>> begin
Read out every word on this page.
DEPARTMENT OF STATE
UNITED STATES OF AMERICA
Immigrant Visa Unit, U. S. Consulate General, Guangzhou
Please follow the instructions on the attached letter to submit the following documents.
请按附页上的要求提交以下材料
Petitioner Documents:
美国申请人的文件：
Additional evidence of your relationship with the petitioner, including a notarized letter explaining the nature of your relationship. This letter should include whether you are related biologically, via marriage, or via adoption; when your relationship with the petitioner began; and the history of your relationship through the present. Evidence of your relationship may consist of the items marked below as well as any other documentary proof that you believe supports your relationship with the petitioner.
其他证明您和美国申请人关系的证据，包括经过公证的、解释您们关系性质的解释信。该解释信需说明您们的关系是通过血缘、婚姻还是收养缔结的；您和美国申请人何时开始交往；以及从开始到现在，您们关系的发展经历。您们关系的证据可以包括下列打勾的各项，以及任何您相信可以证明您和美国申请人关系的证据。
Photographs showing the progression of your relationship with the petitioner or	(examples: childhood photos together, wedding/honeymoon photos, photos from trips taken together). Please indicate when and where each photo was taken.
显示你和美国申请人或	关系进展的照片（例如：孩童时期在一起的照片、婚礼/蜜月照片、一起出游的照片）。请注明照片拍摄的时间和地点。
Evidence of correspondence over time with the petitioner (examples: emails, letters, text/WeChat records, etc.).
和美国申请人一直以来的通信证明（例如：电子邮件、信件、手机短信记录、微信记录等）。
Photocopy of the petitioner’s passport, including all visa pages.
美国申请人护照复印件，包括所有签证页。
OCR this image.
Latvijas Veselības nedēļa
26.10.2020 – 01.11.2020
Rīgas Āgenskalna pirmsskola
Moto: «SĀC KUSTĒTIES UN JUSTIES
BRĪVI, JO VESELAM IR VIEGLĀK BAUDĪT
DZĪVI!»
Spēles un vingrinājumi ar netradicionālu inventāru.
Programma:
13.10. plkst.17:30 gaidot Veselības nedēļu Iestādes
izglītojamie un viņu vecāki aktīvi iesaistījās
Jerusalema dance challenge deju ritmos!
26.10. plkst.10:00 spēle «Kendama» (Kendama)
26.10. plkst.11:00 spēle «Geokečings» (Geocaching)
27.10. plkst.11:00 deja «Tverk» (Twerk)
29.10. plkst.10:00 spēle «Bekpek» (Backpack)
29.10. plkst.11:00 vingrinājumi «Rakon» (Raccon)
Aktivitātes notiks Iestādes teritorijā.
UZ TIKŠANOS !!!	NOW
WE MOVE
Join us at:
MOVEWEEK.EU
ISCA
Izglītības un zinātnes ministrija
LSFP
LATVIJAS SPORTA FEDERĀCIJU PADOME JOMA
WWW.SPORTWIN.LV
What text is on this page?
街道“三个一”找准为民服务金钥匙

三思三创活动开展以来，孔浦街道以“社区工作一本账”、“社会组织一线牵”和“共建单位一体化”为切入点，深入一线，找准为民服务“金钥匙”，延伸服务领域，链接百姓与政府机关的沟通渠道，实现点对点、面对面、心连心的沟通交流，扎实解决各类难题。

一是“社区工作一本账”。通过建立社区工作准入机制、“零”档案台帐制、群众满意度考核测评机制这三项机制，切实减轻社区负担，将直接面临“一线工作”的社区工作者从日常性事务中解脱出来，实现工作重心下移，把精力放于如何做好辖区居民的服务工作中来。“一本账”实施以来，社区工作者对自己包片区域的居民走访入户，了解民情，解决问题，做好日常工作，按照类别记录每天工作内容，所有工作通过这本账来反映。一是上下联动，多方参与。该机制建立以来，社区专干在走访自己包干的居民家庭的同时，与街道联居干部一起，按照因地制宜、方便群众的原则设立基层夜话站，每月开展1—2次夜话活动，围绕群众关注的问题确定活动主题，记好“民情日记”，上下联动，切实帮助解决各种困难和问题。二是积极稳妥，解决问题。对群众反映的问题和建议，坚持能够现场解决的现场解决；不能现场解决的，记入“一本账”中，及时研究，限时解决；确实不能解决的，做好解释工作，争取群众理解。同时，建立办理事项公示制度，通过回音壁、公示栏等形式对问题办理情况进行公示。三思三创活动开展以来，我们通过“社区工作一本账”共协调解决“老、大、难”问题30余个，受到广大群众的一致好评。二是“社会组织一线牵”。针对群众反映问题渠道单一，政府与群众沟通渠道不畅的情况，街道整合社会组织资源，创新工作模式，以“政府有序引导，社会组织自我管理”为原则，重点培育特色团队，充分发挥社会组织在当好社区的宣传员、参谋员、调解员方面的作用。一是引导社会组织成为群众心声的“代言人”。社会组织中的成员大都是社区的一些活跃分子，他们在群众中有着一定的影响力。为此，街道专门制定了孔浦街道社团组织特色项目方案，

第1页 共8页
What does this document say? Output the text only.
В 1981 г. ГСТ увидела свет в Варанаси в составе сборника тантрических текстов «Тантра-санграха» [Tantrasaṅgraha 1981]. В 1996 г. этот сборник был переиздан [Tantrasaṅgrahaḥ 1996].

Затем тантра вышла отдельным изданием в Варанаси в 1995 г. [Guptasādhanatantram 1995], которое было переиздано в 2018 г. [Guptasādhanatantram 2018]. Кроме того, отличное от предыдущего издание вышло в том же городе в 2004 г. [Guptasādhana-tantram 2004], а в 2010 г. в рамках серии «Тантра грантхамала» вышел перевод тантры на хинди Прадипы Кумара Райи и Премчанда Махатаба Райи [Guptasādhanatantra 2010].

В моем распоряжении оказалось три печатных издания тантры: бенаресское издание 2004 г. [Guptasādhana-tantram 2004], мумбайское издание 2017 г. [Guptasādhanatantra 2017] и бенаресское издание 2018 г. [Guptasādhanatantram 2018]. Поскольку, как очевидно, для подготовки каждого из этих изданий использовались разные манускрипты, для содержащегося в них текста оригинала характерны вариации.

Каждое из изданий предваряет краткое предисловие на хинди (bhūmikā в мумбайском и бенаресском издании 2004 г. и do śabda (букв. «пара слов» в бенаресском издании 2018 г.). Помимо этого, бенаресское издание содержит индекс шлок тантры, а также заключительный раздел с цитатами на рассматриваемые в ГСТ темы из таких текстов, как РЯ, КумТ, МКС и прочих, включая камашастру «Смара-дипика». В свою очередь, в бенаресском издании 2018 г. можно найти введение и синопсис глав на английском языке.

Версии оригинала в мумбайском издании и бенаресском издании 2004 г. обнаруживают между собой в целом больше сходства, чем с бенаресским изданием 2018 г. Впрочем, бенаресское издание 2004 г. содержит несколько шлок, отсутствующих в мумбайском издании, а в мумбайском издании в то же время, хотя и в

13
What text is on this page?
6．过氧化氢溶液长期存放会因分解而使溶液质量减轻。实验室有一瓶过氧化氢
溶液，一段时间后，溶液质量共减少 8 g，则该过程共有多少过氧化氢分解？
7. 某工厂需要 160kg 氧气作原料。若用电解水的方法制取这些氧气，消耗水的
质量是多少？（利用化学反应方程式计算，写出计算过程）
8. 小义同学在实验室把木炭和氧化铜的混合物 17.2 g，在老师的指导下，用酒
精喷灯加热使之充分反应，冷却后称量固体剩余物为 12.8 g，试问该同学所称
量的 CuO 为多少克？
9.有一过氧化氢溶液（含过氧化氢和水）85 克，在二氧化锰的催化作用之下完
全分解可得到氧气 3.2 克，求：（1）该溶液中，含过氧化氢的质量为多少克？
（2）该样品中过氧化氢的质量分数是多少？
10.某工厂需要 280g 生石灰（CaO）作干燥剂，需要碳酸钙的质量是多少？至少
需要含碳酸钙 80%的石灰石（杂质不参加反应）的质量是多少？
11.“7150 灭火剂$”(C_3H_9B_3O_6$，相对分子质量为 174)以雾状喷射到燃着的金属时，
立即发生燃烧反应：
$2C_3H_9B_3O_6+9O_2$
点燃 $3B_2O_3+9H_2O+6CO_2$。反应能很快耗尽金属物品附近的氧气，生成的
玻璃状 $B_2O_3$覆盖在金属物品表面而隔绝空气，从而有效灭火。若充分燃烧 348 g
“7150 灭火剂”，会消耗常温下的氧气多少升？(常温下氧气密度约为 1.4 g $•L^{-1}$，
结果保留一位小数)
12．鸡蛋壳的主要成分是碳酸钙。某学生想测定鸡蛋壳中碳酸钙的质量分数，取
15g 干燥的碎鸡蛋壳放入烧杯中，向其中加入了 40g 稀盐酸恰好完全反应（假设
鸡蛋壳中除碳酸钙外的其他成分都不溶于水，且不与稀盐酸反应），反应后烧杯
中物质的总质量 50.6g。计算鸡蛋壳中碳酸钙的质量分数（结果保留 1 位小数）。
>> end
◆ Exercise directions
Return every line above that contains the word "Guptasādhanatantram".

◆ Full solution
Затем тантра вышла отдельным изданием в Варанаси в 1995 г. [Guptasādhanatantram 1995], которое было переиздано в 2018 г. [Guptasādhanatantram 2018]. Кроме того, отличное от предыдущего издание вышло в том же городе в 2004 г. [Guptasādhana-tantram 2004], а в 2010 г. в рамках серии «Тантра грантхамала» вышел перевод тантры на хинди Прадипы Кумара Райи и Премчанда Махатаба Райи [Guptasādhanatantra 2010].
В моем распоряжении оказалось три печатных издания тантры: бенаресское издание 2004 г. [Guptasādhana-tantram 2004], мумбайское издание 2017 г. [Guptasādhanatantra 2017] и бенаресское издание 2018 г. [Guptasādhanatantram 2018]. Поскольку, как очевидно, для подготовки каждого из этих изданий использовались разные манускрипты, для содержащегося в них текста оригинала характерны вариации.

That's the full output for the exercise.